Stored entries:
- - -

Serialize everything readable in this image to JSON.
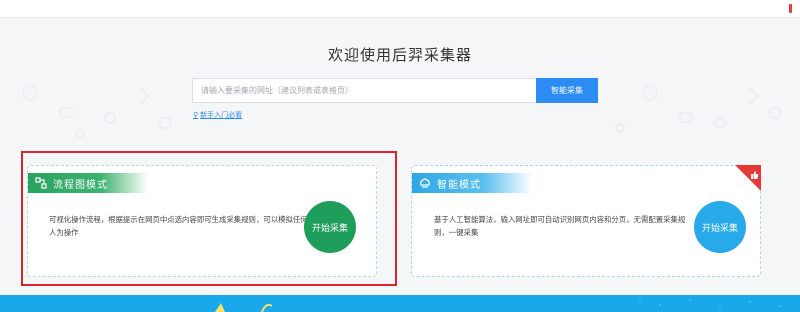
{
  "hero": {
    "title": "欢迎使用后羿采集器",
    "search_placeholder": "请输入要采集的网址（建议列表或表格页）",
    "search_button": "智能采集",
    "guide_link": "新手入门必看"
  },
  "cards": {
    "flow": {
      "title": "流程图模式",
      "description": "可视化操作流程，根据提示在网页中点选内容即可生成采集规则，可以模拟任何人为操作",
      "button": "开始采集",
      "icon": "flowchart-icon",
      "color": "#1f9d5b"
    },
    "smart": {
      "title": "智能模式",
      "description": "基于人工智能算法，输入网址即可自动识别网页内容和分页，无需配置采集规则，一键采集",
      "button": "开始采集",
      "icon": "brain-icon",
      "color": "#27a9ea",
      "badge_icon": "thumbs-up-icon"
    }
  },
  "colors": {
    "accent": "#2c8cf4",
    "highlight": "#d9262c",
    "bottom_band": "#19a9ea"
  }
}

- - -

Task: Print all of the entries word for word. Skip any images they contain.

Reply:
Serialize everything readable in this image to JSON.
{
  "hero": {
    "title": "欢迎使用后羿采集器",
    "search_placeholder": "请输入要采集的网址（建议列表或表格页）",
    "search_button": "智能采集",
    "guide_link": "新手入门必看"
  },
  "cards": {
    "flow": {
      "title": "流程图模式",
      "description": "可视化操作流程，根据提示在网页中点选内容即可生成采集规则，可以模拟任何人为操作",
      "button": "开始采集",
      "icon": "flowchart-icon",
      "color": "#1f9d5b"
    },
    "smart": {
      "title": "智能模式",
      "description": "基于人工智能算法，输入网址即可自动识别网页内容和分页，无需配置采集规则，一键采集",
      "button": "开始采集",
      "icon": "brain-icon",
      "color": "#27a9ea",
      "badge_icon": "thumbs-up-icon"
    }
  },
  "colors": {
    "accent": "#2c8cf4",
    "highlight": "#d9262c",
    "bottom_band": "#19a9ea"
  }
}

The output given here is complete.